(Extracted data entries)
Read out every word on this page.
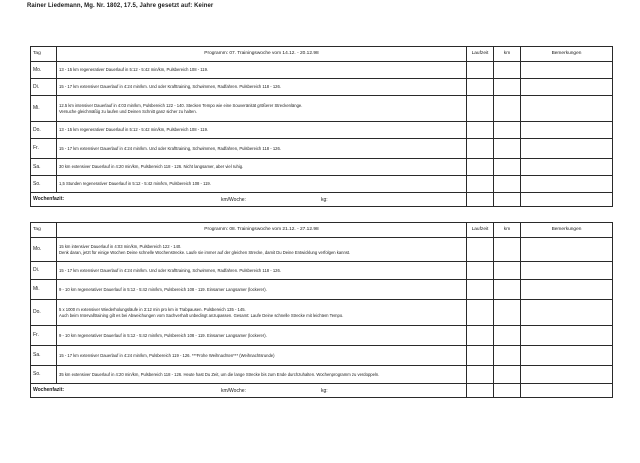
Rainer Liedemann, Mg. Nr. 1802, 17.5, Jahre gesetzt auf: Keiner
Tag	Programm: 07. Trainingswoche vom 14.12. - 20.12.98	Laufzeit	km	Bemerkungen
Mo.	13 - 15 km regenerativer Dauerlauf in 5:12 - 5:42 min/km, Pulsbereich 108 - 119.			

Di.	15 - 17 km extensiver Dauerlauf in 4:24 min/km. Und oder Krafttraining, Schwimmen, Radfahren. Pulsbereich 118 - 126.			

Mi.	12.5 km intensiver Dauerlauf in 4:03 min/km, Pulsbereich 122 - 140. Stecken Tempo wie eine Souveränität größerer Streckenlänge.
Versuche gleichmäßig zu laufen und Deinen Schnitt ganz sicher zu halten.			

Do.	13 - 15 km regenerativer Dauerlauf in 5:12 - 5:42 min/km, Pulsbereich 108 - 119.			

Fr.	15 - 17 km extensiver Dauerlauf in 4:24 min/km. Und oder Krafttraining, Schwimmen, Radfahren, Pulsbereich 118 - 126.			

Sa.	30 km extensiver Dauerlauf in 4:20 min/km, Pulsbereich 118 - 126. Nicht langsamer, aber viel ruhig.			

So.	1,5 Stunden regenerativer Dauerlauf in 5:12 - 5:42 min/km, Pulsbereich 108 - 119.			

Wochenfazit: km/Woche: kg:				

Tag	Programm: 08. Trainingswoche vom 21.12. - 27.12.98	Laufzeit	km	Bemerkungen
Mo.	15 km intensiver Dauerlauf in 4:03 min/km, Pulsbereich 122 - 140.
Denk daran, jetzt für einige Wochen Deine schnelle Wochenstrecke. Laufe sie immer auf der gleichen Strecke, damit Du Deine Entwicklung verfolgen kannst.			

Di.	15 - 17 km extensiver Dauerlauf in 4:24 min/km. Und oder Krafttraining, Schwimmen, Radfahren. Pulsbereich 118 - 126.			

Mi.	9 - 10 km regenerativer Dauerlauf in 5:12 - 5:42 min/km, Pulsbereich 108 - 119. Einsamer Langsamer (lockerer).			

Do.	5 x 1000 m extensiver Wiederholungsläufe in 3:12 min pro km in Trabpausen. Pulsbereich 135 - 145.
Auch beim Intervalltraining gilt es bei Abweichungen vom Sachverhalt unbedingt anzupassen. Gesamt: Laufe Deine schnelle Strecke mit leichtem Tempo.			

Fr.	9 - 10 km regenerativer Dauerlauf in 5:12 - 5:42 min/km, Pulsbereich 108 - 119. Einsamer Langsamer (lockerer).			

Sa.	15 - 17 km extensiver Dauerlauf in 4:24 min/km, Pulsbereich 119 - 126. ***Frohe Weihnachten*** (Weihnachtsrunde)			

So.	35 km extensiver Dauerlauf in 4:20 min/km, Pulsbereich 118 - 126. Heute hast Du Zeit, um die lange Strecke bis zum Ende durchzuhalten. Wochenprogramm zu verdoppeln.			

Wochenfazit: km/Woche: kg:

▶ _Task prompt_
Which lines above contain the word "lockerer"? Copy each of them.

▶ _Response to this task_
Mi.	9 - 10 km regenerativer Dauerlauf in 5:12 - 5:42 min/km, Pulsbereich 108 - 119. Einsamer Langsamer (lockerer).			
Fr.	9 - 10 km regenerativer Dauerlauf in 5:12 - 5:42 min/km, Pulsbereich 108 - 119. Einsamer Langsamer (lockerer).			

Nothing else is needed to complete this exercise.